SHORT EXERCISE:
In the listing below, locate the lines that hold "title" and copy them.

Raw records:

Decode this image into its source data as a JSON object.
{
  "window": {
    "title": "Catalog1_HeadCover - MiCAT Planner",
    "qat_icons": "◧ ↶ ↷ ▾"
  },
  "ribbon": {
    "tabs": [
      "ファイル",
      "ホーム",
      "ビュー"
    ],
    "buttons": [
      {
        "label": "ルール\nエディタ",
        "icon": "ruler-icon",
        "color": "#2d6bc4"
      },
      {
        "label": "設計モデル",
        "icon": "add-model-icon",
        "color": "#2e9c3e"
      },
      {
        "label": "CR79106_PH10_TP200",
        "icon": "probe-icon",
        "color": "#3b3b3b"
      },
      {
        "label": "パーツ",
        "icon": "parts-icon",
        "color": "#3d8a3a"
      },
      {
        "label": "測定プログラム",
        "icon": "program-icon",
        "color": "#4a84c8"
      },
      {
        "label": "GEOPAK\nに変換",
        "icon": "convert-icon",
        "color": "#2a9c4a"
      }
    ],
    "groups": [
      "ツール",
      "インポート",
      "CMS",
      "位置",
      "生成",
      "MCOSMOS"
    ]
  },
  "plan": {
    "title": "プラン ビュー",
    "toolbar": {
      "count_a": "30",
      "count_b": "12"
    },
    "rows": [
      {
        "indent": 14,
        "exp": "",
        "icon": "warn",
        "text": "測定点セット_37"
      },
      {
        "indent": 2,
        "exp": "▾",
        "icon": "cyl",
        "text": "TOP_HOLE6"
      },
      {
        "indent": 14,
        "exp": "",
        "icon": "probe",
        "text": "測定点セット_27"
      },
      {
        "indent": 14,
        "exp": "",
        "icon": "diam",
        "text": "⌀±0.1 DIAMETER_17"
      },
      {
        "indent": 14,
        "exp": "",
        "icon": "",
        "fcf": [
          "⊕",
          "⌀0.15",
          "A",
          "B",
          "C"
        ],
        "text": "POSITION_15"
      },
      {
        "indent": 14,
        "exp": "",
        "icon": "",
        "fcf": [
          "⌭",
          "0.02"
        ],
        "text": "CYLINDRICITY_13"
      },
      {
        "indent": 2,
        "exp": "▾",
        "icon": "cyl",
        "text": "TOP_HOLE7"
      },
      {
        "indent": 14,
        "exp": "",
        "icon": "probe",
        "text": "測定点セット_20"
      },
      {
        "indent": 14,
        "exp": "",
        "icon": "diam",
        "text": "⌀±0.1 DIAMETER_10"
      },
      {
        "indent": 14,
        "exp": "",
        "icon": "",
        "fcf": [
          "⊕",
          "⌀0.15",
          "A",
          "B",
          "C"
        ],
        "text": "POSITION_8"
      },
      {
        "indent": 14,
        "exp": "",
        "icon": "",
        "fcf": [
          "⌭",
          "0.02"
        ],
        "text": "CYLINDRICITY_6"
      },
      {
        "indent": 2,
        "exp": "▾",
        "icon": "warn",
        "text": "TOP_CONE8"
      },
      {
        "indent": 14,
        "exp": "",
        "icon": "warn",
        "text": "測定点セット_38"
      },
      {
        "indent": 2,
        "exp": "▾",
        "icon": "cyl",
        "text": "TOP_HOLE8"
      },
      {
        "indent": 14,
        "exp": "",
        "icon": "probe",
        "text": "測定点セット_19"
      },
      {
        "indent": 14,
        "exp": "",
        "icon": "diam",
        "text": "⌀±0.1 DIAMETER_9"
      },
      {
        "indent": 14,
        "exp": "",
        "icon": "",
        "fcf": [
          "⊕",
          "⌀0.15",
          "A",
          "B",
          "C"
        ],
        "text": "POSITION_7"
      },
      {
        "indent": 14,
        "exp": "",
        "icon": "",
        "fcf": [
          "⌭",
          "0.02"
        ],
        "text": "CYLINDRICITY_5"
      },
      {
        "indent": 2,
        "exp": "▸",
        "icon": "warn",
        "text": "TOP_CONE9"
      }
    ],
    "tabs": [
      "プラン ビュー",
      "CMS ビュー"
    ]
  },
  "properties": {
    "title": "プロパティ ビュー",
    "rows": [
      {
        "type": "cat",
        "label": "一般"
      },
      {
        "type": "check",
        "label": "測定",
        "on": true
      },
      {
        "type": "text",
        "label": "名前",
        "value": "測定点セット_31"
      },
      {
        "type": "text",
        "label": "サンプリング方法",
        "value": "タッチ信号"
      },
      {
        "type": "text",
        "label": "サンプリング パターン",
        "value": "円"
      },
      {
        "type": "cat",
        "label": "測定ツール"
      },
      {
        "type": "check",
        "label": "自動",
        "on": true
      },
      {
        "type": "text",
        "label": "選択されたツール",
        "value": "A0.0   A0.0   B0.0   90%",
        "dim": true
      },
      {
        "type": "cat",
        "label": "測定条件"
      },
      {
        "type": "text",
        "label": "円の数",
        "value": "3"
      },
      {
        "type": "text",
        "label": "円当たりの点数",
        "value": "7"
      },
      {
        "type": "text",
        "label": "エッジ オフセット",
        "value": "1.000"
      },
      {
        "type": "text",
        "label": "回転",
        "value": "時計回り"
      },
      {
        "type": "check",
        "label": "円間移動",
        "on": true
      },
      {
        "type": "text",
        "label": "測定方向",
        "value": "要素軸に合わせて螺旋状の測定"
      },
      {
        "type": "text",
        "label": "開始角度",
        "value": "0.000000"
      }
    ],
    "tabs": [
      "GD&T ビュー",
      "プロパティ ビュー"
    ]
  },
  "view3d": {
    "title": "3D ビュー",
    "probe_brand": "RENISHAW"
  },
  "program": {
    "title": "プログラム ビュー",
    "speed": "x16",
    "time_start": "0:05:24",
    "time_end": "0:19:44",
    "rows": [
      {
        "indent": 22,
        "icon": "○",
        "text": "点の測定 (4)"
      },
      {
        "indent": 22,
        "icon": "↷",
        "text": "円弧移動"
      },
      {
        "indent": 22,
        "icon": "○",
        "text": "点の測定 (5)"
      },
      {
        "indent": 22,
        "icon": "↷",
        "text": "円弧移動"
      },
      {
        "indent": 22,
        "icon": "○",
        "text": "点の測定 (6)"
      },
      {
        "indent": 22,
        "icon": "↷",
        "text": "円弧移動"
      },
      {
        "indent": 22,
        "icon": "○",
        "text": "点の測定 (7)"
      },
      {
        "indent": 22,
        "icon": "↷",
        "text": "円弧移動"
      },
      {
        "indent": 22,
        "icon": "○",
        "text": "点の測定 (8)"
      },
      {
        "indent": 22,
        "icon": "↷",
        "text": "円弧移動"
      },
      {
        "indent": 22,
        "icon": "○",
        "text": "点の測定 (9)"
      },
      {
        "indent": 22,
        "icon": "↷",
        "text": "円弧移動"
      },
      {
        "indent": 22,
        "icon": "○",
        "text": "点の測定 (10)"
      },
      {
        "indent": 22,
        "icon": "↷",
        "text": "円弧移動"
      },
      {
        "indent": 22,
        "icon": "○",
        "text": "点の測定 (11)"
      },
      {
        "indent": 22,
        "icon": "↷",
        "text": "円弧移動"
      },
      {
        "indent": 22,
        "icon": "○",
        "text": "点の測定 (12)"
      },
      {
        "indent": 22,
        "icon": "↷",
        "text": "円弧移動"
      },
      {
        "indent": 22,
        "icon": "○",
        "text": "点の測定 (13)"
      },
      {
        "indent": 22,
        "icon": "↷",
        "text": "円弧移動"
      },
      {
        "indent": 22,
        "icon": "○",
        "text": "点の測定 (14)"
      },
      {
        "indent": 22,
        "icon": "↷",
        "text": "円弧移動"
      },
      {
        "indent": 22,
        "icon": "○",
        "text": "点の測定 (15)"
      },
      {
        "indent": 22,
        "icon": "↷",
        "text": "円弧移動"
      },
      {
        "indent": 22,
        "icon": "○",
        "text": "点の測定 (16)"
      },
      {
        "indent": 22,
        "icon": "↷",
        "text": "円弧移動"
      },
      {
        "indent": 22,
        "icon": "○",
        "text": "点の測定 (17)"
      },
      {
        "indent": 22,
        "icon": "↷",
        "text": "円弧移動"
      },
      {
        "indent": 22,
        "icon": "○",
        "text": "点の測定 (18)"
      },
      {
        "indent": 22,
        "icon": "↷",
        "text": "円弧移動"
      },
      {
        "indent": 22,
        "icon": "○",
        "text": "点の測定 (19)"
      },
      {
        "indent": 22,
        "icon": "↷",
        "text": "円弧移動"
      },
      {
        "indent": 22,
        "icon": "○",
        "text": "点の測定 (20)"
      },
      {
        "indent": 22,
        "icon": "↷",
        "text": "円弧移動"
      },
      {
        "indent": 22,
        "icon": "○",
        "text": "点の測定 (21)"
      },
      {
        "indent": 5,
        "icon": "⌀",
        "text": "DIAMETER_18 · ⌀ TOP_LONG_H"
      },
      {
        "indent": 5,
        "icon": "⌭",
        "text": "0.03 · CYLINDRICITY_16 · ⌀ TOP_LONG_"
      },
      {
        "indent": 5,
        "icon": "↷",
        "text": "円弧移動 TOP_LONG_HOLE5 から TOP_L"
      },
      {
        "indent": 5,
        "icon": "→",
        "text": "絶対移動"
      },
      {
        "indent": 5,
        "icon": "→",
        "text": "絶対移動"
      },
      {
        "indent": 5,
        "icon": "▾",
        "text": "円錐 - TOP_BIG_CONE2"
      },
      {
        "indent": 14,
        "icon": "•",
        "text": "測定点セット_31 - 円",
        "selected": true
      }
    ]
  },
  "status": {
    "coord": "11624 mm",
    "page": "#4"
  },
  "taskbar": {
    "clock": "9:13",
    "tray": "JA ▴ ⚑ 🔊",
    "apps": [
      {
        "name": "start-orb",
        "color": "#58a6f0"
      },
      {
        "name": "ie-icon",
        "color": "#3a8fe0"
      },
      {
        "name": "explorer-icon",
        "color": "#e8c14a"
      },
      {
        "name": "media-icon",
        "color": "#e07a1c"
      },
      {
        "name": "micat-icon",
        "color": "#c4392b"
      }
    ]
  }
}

REPLY TO THE TASK:
    "title": "Catalog1_HeadCover - MiCAT Planner",
    "title": "プラン ビュー",
    "title": "プロパティ ビュー",
    "title": "3D ビュー",
    "title": "プログラム ビュー",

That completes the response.